**Problem to solve**
Print the records below word for word, but leave out the pictures.

**Record excerpts**
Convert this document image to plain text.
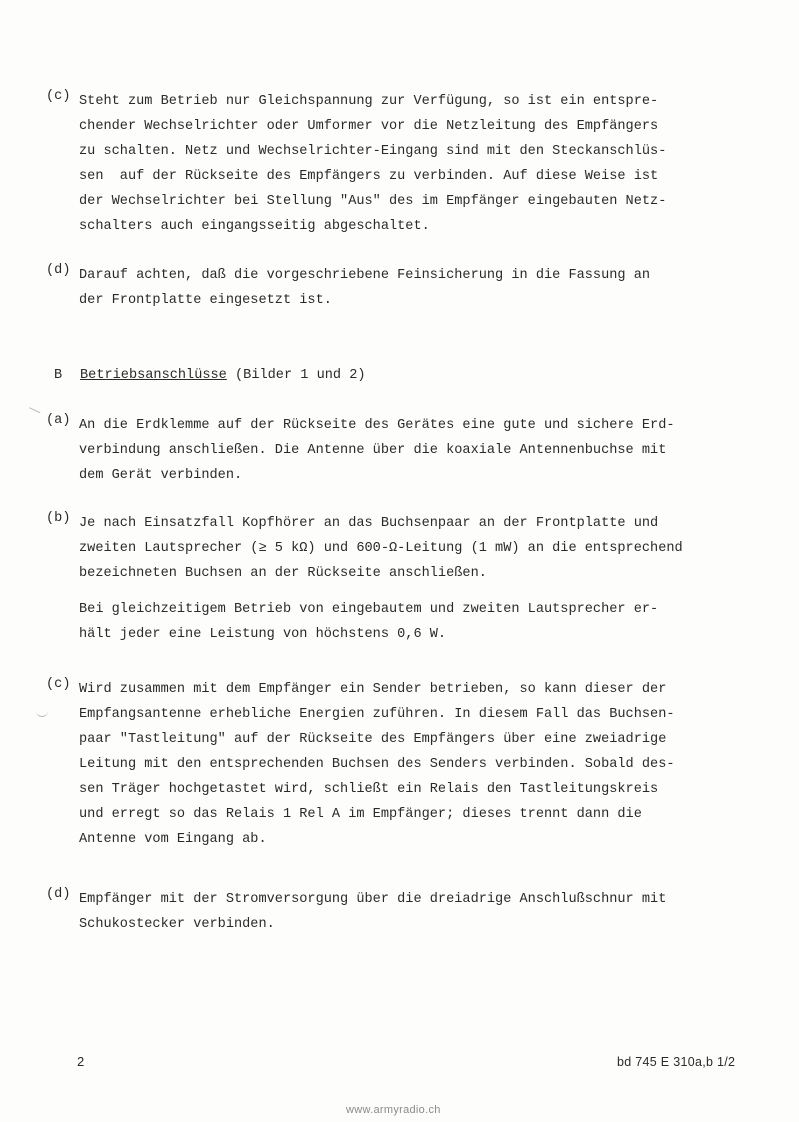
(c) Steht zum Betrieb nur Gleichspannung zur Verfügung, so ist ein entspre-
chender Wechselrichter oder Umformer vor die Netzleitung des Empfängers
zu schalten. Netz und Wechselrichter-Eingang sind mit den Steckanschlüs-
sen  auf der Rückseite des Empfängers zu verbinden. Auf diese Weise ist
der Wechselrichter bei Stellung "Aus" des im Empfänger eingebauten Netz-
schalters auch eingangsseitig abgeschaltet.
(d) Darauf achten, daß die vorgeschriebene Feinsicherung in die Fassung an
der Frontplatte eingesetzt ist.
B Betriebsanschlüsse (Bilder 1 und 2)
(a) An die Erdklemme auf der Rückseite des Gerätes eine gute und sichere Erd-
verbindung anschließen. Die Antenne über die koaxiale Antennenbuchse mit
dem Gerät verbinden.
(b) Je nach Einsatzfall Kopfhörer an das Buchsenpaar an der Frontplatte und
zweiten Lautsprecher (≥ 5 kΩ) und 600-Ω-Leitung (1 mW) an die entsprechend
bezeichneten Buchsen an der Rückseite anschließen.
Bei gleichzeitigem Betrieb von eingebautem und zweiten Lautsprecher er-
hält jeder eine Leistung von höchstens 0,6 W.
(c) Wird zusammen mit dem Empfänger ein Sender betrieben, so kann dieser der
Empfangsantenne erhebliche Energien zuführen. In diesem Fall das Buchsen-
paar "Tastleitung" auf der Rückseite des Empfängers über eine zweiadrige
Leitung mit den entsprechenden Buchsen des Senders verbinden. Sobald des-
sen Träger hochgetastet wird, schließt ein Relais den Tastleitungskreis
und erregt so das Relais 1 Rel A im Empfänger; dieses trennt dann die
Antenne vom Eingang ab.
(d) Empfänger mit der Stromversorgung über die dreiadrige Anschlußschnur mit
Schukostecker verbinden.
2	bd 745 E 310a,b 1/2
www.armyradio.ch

**Answer to the problem**
Convert this document image to plain text.
(c) Steht zum Betrieb nur Gleichspannung zur Verfügung, so ist ein entspre-
chender Wechselrichter oder Umformer vor die Netzleitung des Empfängers
zu schalten. Netz und Wechselrichter-Eingang sind mit den Steckanschlüs-
sen  auf der Rückseite des Empfängers zu verbinden. Auf diese Weise ist
der Wechselrichter bei Stellung "Aus" des im Empfänger eingebauten Netz-
schalters auch eingangsseitig abgeschaltet.
(d) Darauf achten, daß die vorgeschriebene Feinsicherung in die Fassung an
der Frontplatte eingesetzt ist.
B Betriebsanschlüsse (Bilder 1 und 2)
(a) An die Erdklemme auf der Rückseite des Gerätes eine gute und sichere Erd-
verbindung anschließen. Die Antenne über die koaxiale Antennenbuchse mit
dem Gerät verbinden.
(b) Je nach Einsatzfall Kopfhörer an das Buchsenpaar an der Frontplatte und
zweiten Lautsprecher (≥ 5 kΩ) und 600-Ω-Leitung (1 mW) an die entsprechend
bezeichneten Buchsen an der Rückseite anschließen.
Bei gleichzeitigem Betrieb von eingebautem und zweiten Lautsprecher er-
hält jeder eine Leistung von höchstens 0,6 W.
(c) Wird zusammen mit dem Empfänger ein Sender betrieben, so kann dieser der
Empfangsantenne erhebliche Energien zuführen. In diesem Fall das Buchsen-
paar "Tastleitung" auf der Rückseite des Empfängers über eine zweiadrige
Leitung mit den entsprechenden Buchsen des Senders verbinden. Sobald des-
sen Träger hochgetastet wird, schließt ein Relais den Tastleitungskreis
und erregt so das Relais 1 Rel A im Empfänger; dieses trennt dann die
Antenne vom Eingang ab.
(d) Empfänger mit der Stromversorgung über die dreiadrige Anschlußschnur mit
Schukostecker verbinden.
2	bd 745 E 310a,b 1/2
www.armyradio.ch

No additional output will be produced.